HANİ ÇABA SARF ETMEYECEKTİK! 
- www.turkiye.gov.tr açıldı. Ben bir vatandaş olarak bu e-devlet kapısından nasıl faydalanabilirim? 
- PTT'ye gitmeniz gerekiyor. Bu çok ironik. E-devlet en başından beri PTT'ye gitmeyelim diye yapıldı. Vatandaşın en çok gittiği yer PTT'ydi. Artık o kadar gitmiyoruz. Ama bunu sağlayan devlet değil, dünya ekonomisidir. Kartpostal mı yolluyoruz artık, mektup mu yazıyoruz? Ama uzun zaman harç yatırmak vs. için gittik. Sonra bunları da bankalara taşıdık. Elektronik bankacılık sayesinde gitmeden onu da hallediyoruz. Bugün bana kimse "Yıllar öncesinin o PTT'sine git, elektronik imza al," demesin. E-imzanın yaygınlaştırılması da devletin görevidir, benim değil. Kimse bana "E-imzan yok, buraya giremezsin," demesin. Vatandaşın e-imzası yoksa, devlet yüzünden yok. Ya bu kanun geç çıktığı için ya da yönetmelik saçma olduğu için. E-imza almak için çaba göstermeniz gerek. Halbuki e-devlet, ben çaba göstermeyeyim diye var. E-devletin maliyeti biliniyor. Bu para benim cebimden çıkıyorsa, bana kalkıp ekstra şu kadar para harca, bir de kafan karışsın diyemez. Sorun e-devlet sistemini yapanlarda değil, kafalarda! Örneğin noterler bunu istemiyor. Çünkü bir anda çok ciddi bir gelirden olacaklar. Ama isteseler de istemeseler de e-noterlik olacak.

- Doğrusu nasıldır peki? 
- Çok kolay bir şekilde o kapıdan girmek gerek. Başka yerlere nasıl giriyorsam, oraya da girebilmeliyim. Dünyada böyle bir şey yok. Ama o denetlemek istiyor. Mümkünse suratını göreyim, diyor. Ben parasını ödeyen müşteriyim ve vatandaş olarak hiç memnun değilim. Demek ki başarısız.

- - - - -

▸ **Görev A**
Çıkarılan metne göre noterler e-noterliği neden istemiyor?

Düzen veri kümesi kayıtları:
- - - - -

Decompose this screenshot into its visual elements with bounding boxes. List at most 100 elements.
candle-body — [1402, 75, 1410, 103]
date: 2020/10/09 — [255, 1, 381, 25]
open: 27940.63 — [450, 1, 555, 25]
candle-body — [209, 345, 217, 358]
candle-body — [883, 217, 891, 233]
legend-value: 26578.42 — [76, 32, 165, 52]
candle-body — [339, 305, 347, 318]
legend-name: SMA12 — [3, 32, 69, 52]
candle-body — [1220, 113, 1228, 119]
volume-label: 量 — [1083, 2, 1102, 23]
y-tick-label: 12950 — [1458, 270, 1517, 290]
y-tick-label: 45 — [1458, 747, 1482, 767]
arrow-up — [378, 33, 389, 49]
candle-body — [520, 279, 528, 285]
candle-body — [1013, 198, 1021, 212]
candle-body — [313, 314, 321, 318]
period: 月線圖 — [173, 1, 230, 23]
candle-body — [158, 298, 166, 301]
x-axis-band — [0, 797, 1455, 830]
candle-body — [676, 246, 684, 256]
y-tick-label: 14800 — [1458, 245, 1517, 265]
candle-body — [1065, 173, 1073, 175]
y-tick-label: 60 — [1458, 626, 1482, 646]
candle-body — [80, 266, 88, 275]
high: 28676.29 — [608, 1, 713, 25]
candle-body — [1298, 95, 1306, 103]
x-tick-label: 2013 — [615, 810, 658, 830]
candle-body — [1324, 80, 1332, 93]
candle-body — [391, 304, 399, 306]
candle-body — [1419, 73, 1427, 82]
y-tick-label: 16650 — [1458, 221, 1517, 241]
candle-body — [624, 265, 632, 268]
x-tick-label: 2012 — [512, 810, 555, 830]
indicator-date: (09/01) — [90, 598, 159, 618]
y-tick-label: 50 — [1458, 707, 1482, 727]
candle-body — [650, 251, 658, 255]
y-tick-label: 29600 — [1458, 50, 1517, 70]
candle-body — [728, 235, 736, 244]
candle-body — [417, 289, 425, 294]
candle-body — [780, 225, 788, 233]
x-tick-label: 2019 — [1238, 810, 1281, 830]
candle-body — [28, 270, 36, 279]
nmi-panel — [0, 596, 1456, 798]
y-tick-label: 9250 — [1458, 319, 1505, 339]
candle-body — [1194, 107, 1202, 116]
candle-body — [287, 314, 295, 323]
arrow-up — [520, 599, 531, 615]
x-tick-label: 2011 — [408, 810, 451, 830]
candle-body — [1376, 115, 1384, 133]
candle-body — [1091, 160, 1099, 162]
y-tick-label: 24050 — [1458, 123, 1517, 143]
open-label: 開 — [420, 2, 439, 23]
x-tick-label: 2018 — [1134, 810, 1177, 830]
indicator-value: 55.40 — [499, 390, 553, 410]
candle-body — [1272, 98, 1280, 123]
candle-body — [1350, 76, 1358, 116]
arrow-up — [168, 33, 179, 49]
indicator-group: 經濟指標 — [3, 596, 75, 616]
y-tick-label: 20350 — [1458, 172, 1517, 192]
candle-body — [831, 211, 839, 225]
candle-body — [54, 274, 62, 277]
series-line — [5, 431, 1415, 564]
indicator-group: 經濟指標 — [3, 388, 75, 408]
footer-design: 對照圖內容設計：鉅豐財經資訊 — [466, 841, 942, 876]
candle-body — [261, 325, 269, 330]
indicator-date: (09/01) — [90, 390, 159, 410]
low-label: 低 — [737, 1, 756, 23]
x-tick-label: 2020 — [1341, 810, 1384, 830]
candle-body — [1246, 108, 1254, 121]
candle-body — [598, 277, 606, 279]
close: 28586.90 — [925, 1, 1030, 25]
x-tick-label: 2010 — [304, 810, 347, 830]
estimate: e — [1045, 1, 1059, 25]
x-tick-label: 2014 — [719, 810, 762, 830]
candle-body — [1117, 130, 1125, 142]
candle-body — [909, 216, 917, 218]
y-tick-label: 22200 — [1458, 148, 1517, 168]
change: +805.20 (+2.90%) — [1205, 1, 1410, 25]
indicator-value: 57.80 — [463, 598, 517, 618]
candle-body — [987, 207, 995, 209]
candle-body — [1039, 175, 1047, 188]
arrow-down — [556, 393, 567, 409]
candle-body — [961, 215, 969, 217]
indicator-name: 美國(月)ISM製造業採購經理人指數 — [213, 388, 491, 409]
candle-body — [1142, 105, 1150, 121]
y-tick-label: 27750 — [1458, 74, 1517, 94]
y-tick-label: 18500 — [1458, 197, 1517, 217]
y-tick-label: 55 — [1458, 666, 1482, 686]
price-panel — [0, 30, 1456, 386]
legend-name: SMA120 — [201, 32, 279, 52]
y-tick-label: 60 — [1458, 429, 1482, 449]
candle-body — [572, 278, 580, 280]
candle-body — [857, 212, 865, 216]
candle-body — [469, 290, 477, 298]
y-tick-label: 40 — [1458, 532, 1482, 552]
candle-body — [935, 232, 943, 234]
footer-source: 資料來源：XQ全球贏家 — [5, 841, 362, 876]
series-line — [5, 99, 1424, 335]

- - - - -

▸ **Görev B**
Satırların ilk satırından "candle-body — [209, 345, 217, 358]" içeren satıra kadar olan kısmı, iki ucu da dahil ve hiçbir değişiklik yapmadan yeniden yazın.

▸ **Yazılı çözüm A**
Çünkü bir anda çok ciddi bir gelirden olacaklar.

▸ **Yazılı çözüm B**
Decompose this screenshot into its visual elements with bounding boxes. List at most 100 elements.
candle-body — [1402, 75, 1410, 103]
date: 2020/10/09 — [255, 1, 381, 25]
open: 27940.63 — [450, 1, 555, 25]
candle-body — [209, 345, 217, 358]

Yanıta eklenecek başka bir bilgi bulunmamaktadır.